__Article__:
To monitor the fluid pressure and/or flow rate of fracking fluid into and out of the pumping unit 124, one or more pressure sensors can be operatively associated with the pump 106. For example, a first pressure sensor 140 can be disposed in or proximate to the discharge outlet 138 to measure the fluid pressure being discharged from the pumping unit 124. Because it is arranged in the discharge outlet 138, the first pressure sensor 140 may measure the combined discharge pressure from each of the plurality of pumping chambers 126. In other embodiments, a plurality of first pressure sensors 140 can be associated with each of the individual pumping chambers 126 and the output of each sensor combined to determine a common discharge pressure. The first pressure senor 140 can operate on electrical principles, mechanical principles, electromechanical principles, piezoelectrics, magnetic, or utilize any other suitable technologies or combinations thereof to measure the fluid force being commonly discharged from the combination of pumping chambers 126. The first pressure sensor 140 can read the high-pressure fracking fluid being discharged from the pump 106 in any suitable units such as, for example, kilopascals, pounds per square inch (PSI), bars, or the like. The first pressure sensor 140 can transmit in real time data regarding the discharge pressure as electrical or electronic signals in either analog or digital format. Additionally, to measure the pressure of the low-pressure fracking fluid being received into the pumping unit 124, a second pressure sensor 142 can be disposed in the inlet manifold 130.

__Exercise__: Please condense the paragraph in the pump pressure sensor text that begins "To monitor the fluid pressure" into a short bulleted list that keeps its main facts.

__Annotated region listings__:

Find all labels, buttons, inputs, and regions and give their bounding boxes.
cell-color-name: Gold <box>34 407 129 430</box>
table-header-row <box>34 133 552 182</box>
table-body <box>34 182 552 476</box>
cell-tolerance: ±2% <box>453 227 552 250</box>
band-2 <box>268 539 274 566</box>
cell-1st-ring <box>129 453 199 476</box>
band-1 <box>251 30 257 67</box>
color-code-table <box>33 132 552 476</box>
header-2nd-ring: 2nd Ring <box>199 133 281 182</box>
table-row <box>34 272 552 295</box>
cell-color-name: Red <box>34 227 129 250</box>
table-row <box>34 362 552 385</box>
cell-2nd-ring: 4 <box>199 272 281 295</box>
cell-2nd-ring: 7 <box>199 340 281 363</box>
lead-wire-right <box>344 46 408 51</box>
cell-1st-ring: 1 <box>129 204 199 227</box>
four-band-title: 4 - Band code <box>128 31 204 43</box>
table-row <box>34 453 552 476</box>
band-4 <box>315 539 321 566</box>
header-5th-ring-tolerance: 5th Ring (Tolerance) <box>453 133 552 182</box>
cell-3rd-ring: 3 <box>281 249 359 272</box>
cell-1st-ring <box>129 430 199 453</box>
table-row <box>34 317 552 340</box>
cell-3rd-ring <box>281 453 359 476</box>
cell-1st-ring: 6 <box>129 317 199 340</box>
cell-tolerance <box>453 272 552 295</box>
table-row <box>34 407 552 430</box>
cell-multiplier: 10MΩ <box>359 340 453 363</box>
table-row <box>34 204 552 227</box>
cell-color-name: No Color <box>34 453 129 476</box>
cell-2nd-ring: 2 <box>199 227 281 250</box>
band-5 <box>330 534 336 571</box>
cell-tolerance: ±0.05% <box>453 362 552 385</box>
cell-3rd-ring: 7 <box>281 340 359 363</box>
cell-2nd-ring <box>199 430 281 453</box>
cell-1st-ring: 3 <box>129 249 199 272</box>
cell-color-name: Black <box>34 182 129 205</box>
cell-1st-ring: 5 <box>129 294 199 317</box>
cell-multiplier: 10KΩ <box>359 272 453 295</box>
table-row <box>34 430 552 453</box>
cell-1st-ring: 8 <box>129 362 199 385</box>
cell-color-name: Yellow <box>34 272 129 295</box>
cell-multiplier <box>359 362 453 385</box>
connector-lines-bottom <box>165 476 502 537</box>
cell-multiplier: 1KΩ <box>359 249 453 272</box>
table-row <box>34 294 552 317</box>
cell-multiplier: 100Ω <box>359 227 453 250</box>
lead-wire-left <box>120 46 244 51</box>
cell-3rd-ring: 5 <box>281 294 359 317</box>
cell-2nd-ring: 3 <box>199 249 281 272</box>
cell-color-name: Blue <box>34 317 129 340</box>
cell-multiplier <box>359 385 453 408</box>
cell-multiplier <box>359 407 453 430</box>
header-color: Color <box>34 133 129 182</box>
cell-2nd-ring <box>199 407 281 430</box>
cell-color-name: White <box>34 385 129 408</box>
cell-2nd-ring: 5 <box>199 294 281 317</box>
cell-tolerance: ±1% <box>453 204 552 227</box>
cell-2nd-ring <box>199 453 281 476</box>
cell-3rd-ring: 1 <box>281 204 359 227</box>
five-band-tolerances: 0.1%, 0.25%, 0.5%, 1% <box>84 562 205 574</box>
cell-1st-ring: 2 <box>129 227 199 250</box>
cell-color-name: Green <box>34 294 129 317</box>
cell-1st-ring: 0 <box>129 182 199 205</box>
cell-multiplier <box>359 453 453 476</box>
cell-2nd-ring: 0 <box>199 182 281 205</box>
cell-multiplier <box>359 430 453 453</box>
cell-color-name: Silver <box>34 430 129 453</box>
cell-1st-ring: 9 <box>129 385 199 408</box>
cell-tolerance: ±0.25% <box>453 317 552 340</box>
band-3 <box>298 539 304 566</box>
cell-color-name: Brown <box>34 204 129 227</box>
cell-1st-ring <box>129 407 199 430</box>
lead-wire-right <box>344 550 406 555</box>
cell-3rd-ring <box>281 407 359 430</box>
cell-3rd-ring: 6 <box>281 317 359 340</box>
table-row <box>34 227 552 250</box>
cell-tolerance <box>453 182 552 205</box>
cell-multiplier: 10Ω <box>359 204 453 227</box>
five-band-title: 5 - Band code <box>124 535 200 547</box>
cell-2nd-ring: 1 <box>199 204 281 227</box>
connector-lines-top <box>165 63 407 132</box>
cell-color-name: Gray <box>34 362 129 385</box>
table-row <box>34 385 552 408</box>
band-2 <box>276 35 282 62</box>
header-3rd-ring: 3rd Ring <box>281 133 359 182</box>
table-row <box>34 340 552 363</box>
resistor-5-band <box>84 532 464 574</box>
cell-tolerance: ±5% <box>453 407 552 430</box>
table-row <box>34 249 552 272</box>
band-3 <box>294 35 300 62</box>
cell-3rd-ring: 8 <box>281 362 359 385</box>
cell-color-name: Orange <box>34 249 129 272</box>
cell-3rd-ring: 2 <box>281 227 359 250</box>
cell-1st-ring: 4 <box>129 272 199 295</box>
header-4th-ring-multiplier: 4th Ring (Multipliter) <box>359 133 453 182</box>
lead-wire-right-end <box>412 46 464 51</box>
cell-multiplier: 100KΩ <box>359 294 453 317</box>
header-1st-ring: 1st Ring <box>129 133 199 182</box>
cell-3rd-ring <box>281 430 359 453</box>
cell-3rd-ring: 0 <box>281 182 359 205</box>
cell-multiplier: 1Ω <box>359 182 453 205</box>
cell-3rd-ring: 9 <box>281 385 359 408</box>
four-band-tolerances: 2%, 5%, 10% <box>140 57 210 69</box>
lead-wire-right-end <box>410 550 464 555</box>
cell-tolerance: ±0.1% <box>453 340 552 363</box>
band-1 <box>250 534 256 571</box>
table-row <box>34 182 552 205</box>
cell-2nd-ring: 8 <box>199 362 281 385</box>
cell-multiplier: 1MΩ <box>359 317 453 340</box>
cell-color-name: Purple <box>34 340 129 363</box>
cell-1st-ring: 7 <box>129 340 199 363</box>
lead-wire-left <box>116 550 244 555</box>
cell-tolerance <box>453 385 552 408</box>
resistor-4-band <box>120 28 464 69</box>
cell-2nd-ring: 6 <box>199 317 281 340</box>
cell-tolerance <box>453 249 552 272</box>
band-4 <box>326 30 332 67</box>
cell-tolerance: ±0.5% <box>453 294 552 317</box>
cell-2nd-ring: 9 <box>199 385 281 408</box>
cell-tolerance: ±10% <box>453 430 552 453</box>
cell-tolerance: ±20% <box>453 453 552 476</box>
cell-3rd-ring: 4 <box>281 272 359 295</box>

__Output of the exercise__:
- One or more pressure sensors can be associated with pump 106 to monitor the pressure and/or flow rate of fracking fluid into and out of pumping unit 124.
- A first pressure sensor 140 in or near discharge outlet 138 can measure the combined discharge pressure from the pumping chambers 126.
- Alternatively, several first pressure sensors 140 can be placed on the individual chambers 126, with their outputs combined into a common discharge pressure.
- The sensor may use electrical, mechanical, electromechanical, piezoelectric, magnetic or any other suitable technology.
- It can read pressure in units such as kilopascals, PSI or bars and send real-time data as analog or digital signals.
- A second pressure sensor 142 in inlet manifold 130 can measure the low-pressure fluid entering the pumping unit.